- Tekst do przeczytania:
============================================================

Jedną z najbardziej zdumiewających rzeczy w europejskiej i polskiej reklamie jest stereotypowe podejście do całych grup społecznych. Wiadomo, że jak higiena jakaś, to rozprawiają o niej kobietki.
Auta to już rzecz jasna domena panów. A tymczasem, to kobiety coraz częściej trzymają w garści domowe finanse i decydują też o zakupie auta. Podobnie jest ze srebrnym pokoleniem, które w polskich reklamach stereotypowo pojękuje z bólu, po czym naciera się cudownymi olejkami, łyka tabletki i popija czymś nie mniej cudownym. Jednym słowem zamiast srebrnego pokolenia mamy w reklamach getto pełne smętnych emerytów rodem z jakiegoś PRLu. Wręcz jakiś umysłowych inwalidów.

============================================================

- Dane do ćwiczenia:
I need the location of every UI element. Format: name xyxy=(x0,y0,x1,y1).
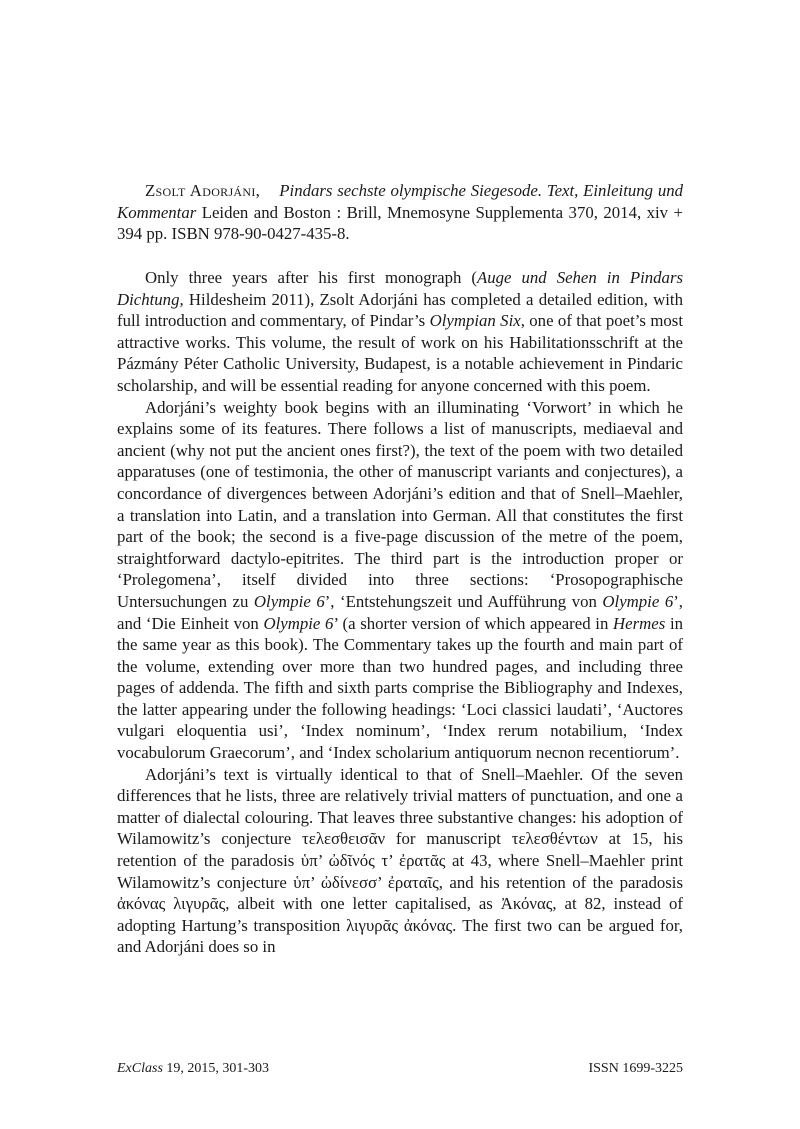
paragraph-1: Only three years after his first monograph (Auge und Sehen in Pindars Dichtung, Hildesheim 2011), Zsolt Adorjáni has completed a detailed edition, with full introduction and commentary, of Pindar’s Olympian Six, one of that poet’s most attractive works. This volume, the result of work on his Habilitationsschrift at the Pázmány Péter Catholic University, Budapest, is a notable achievement in Pindaric scholarship, and will be essential reading for anyone concerned with this poem. xyxy=(117,268,684,395)
journal-name: ExClass xyxy=(117,1061,163,1076)
italic-title: Auge und Sehen in Pindars Dichtung xyxy=(117,268,684,309)
italic-title: Hermes xyxy=(613,613,666,633)
journal-issue: 19, 2015, 301-303 xyxy=(166,1061,270,1076)
review-body xyxy=(117,267,683,958)
citation-author: Zsolt Adorjáni, xyxy=(145,181,261,200)
citation-details: Leiden and Boston : Brill, Mnemosyne Supplementa 370, 2014, xiv + 394 pp. ISBN 978-90-0427-435-8. xyxy=(117,202,683,244)
footer-journal-reference xyxy=(117,1060,269,1078)
italic-title: Olympie 6 xyxy=(253,591,325,611)
italic-title: Olympie 6 xyxy=(602,591,674,611)
paragraph-2: Adorjáni’s weighty book begins with an illuminating ‘Vorwort’ in which he explains some of its features. There follows a list of manuscripts, mediaeval and ancient (why not put the ancient ones first?), the text of the poem with two detailed apparatuses (one of testimonia, the other of manuscript variants and conjectures), a concordance of divergences between Adorjáni’s edition and that of Snell–Maehler, a translation into Latin, and a translation into German. All that constitutes the first part of the book; the second is a five-page discussion of the metre of the poem, straightforward dactylo-epitrites. The third part is the introduction proper or ‘Prolegomena’, itself divided into three sections: ‘Prosopographische Untersuchungen zu Olympie 6’, ‘Entstehungszeit und Aufführung von Olympie 6’, and ‘Die Einheit von Olympie 6’ (a shorter version of which appeared in Hermes in the same year as this book). The Commentary takes up the fourth and main part of the volume, extending over more than two hundred pages, and including three pages of addenda. The fifth and sixth parts comprise the Bibliography and Indexes, the latter appearing under the following headings: ‘Loci classici laudati’, ‘Auctores vulgari eloquentia usi’, ‘Index nominum’, ‘Index rerum notabilium, ‘Index vocabulorum Graecorum’, and ‘Index scholarium antiquorum necnon recentiorum’. xyxy=(117,397,684,763)
footer-issn: ISSN 1699-3225 xyxy=(588,1061,683,1076)
review-citation xyxy=(117,180,683,245)
italic-title: Olympian Six xyxy=(429,311,521,331)
paragraph-3: Adorjáni’s text is virtually identical to that of Snell–Maehler. Of the seven differences that he lists, three are relatively trivial matters of punctuation, and one a matter of dialectal colouring. That leaves three substantive changes: his adoption of Wilamowitz’s conjecture τελεσθεισᾶν for manuscript τελεσθέντων at 15, his retention of the paradosis ὑπ’ ὠδῖνός τ’ ἐρατᾶς at 43, where Snell–Maehler print Wilamowitz’s conjecture ὑπ’ ὠδίνεσσ’ ἐραταῖς, and his retention of the paradosis ἀκόνας λιγυρᾶς, albeit with one letter capitalised, as Ἀκόνας, at 82, instead of adopting Hartung’s transposition λιγυρᾶς ἀκόνας. The first two can be argued for, and Adorjáni does so in xyxy=(117,764,683,957)
italic-title: Olympie 6 xyxy=(263,613,334,633)
citation-book-title: Pindars sechste olympische Siegesode. Text, Einleitung und Kommentar xyxy=(117,181,683,222)
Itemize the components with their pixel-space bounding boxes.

============================================================

- Wykonaj polecenia:
A. Przepisz dokładnie fragment tekstu o stereotypach w reklamie od "Auta to już" do "jakiś umysłowych inwalidów." włącznie.
B. W wierszach danych do ćwiczenia, od wiersza zawierającego "paragraph-1: Only three" do wiersza zawierającego "citation-author: Zsolt Adorjáni, xyxy=(145,181,261,200)" włącznie, zamień "italic-title" na "emphasized-title", a resztę pozostaw bez zmian. Podaj wyłącznie te wiersze.

- Odpowiedzi do ćwiczenia:
A.
Auta to już rzecz jasna domena panów. A tymczasem, to kobiety coraz częściej trzymają w garści domowe finanse i decydują też o zakupie auta. Podobnie jest ze srebrnym pokoleniem, które w polskich reklamach stereotypowo pojękuje z bólu, po czym naciera się cudownymi olejkami, łyka tabletki i popija czymś nie mniej cudownym. Jednym słowem zamiast srebrnego pokolenia mamy w reklamach getto pełne smętnych emerytów rodem z jakiegoś PRLu. Wręcz jakiś umysłowych inwalidów.

B.
paragraph-1: Only three years after his first monograph (Auge und Sehen in Pindars Dichtung, Hildesheim 2011), Zsolt Adorjáni has completed a detailed edition, with full introduction and commentary, of Pindar’s Olympian Six, one of that poet’s most attractive works. This volume, the result of work on his Habilitationsschrift at the Pázmány Péter Catholic University, Budapest, is a notable achievement in Pindaric scholarship, and will be essential reading for anyone concerned with this poem. xyxy=(117,268,684,395)
journal-name: ExClass xyxy=(117,1061,163,1076)
emphasized-title: Auge und Sehen in Pindars Dichtung xyxy=(117,268,684,309)
emphasized-title: Hermes xyxy=(613,613,666,633)
journal-issue: 19, 2015, 301-303 xyxy=(166,1061,270,1076)
review-body xyxy=(117,267,683,958)
citation-author: Zsolt Adorjáni, xyxy=(145,181,261,200)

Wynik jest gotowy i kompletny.